══ TEXTO DE ESTUDO

Programa vai destinar R$ 200 a famílias em situação de vulnerabilidade social e insegurança alimentar; valor só poderá ser utilizado para a compra de alimentos.

16/04/2021 10h30
Por: Andressa Macedo Fonte: G1 MS
Cartão do Mais Social deve ser usado para compra de alimentos (Foto/Divulgação)
Cartão do Mais Social deve ser usado para compra de alimentos (Foto/Divulgação)

O governo de Mato Grosso do Sul regulamentou com decreto publicado nesta sexta-feira (16) no Diário Oficial do estado o funcionamento do programa Mais Social. A iniciativa vai atender famílias em situação de vulnerabilidade social e insegurança alimentar e nutricional.

Vários pontos já haviam sido antecipados pelo governador Reinaldo Azambuja (PSDB), quando ele anunciou o programa em 30 de março e depois reafirmadas pela secretária estadual de Direitos Humanos, Assistência Social e Trabalho, Elisa Cleia Pinheiro Rodrigues Nobre, quando o projeto foi aprovado pela Assembleia Legislativa e a iniciativa se tornou lei com a sanção pelo Executivo.

Foi reiterado na regulamentação o pagamento do benefício por cartão magnético. Antes o governo já tinha apontando que o valor seria de R$ 200 e que poderia ser utilizado somente para a compra de produtos alimentícios em estabelecimentos do estado e ainda que as famílias indígenas continuariam a receber cestas básicas.

════

REQUISITOS DO EXERCÍCIO » Escreva a continuação da notícia sobre o programa Mais Social, começando logo após a última frase apresentada.

══ INFORMAÇÕES APRESENTADAS

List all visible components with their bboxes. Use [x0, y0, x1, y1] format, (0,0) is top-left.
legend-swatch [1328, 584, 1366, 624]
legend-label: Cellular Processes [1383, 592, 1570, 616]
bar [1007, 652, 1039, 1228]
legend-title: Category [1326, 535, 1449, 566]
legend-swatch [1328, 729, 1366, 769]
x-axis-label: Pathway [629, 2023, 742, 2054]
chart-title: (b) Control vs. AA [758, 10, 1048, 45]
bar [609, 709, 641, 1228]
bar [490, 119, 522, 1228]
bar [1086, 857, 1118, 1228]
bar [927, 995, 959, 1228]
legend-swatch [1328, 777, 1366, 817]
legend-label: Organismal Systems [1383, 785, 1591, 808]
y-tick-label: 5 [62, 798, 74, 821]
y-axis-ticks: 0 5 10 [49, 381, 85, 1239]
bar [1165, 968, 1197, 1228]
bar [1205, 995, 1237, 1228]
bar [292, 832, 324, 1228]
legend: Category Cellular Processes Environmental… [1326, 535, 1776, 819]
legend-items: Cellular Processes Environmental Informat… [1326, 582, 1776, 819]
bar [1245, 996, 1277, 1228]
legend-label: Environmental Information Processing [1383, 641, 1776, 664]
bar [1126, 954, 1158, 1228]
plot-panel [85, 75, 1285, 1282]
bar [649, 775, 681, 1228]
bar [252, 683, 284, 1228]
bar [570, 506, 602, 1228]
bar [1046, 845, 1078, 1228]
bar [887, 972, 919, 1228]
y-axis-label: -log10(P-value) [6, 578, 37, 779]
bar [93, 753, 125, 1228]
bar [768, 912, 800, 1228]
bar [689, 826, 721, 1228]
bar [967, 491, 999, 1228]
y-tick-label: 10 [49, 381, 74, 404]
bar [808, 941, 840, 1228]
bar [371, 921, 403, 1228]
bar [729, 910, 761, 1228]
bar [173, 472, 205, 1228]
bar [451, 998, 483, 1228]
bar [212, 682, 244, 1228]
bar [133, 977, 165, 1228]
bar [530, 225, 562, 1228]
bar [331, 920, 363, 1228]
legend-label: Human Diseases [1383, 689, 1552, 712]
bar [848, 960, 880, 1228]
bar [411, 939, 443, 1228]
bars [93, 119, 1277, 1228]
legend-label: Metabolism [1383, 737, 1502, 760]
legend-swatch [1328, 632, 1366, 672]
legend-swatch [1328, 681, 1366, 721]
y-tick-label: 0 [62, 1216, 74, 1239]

════

RESPOSTA ESPERADA »
Na regulamentação foi reforçado que são critérios para a participação no programa a renda familiar do beneficiário não ser superior a meio salário por pessoa, ter inscrição no Cadastro Único para Programas Sociais do Governo Federal (CadÚnico), residir há pelo menos 2 anos em Mato Grosso do Sul e não ser beneficiário de outro programa social estadual – as pessoas que atualmente recebem o Vale Renda vão migrar automaticamente para o Mais Social.

O decreto com a regulamentação, entretanto, trouxe quais serão as prioridades para a concessão do benefício. Terão prioridades para recebê-lo as pessoas cujas famílias tenham a menor renda, as em que a chefe é do sexo feminino, as que tiverem o maior número de crianças de 0 a 6 anos, as que tiverem mulher em situação de violência doméstica e as que possuírem maior número de pessoas com deficiência ou idosos, entre outras.

Também foram estipuladas algumas obrigações para os beneficiários, como, por exemplo, se forem analfabetos ou semianalfabetos, participarem de cursos de alfabetização. Também estão incluídas a capacitação profissional e o acompanhamento da frequência escolar das crianças e adolescentes, entre outras.